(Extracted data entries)
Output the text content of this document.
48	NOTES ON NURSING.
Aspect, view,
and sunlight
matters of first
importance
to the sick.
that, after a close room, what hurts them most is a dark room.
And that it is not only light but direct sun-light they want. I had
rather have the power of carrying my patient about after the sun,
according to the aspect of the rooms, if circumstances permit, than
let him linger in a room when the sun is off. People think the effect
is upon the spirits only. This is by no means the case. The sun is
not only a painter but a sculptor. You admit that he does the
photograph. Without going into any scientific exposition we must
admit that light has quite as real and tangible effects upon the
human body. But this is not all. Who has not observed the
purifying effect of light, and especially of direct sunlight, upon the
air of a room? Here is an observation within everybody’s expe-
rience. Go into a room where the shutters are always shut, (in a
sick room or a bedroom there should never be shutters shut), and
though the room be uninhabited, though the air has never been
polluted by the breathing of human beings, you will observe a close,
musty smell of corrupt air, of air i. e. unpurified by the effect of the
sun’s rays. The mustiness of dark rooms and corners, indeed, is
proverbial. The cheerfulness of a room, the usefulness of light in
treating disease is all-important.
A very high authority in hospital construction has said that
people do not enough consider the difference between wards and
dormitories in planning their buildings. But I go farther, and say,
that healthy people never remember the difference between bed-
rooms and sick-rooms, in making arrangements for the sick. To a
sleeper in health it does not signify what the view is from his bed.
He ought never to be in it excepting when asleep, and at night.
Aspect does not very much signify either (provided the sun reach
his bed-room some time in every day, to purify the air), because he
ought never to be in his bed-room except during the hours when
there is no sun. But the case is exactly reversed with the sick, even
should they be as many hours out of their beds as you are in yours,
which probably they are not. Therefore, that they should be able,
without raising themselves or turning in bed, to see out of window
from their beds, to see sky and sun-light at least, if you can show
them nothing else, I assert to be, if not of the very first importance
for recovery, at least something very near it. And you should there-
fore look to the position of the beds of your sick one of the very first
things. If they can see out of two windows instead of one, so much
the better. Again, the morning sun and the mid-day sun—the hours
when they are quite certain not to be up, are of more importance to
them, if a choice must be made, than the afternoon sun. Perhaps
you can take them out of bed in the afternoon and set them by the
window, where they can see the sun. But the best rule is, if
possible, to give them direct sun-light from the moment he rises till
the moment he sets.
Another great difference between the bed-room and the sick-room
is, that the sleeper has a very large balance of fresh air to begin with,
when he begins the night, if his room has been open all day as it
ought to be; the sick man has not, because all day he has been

● Objective: Pull out all lines from the listing that contain the string "close".

● Solved problem:
that, after a close room, what hurts them most is a dark room.
polluted by the breathing of human beings, you will observe a close,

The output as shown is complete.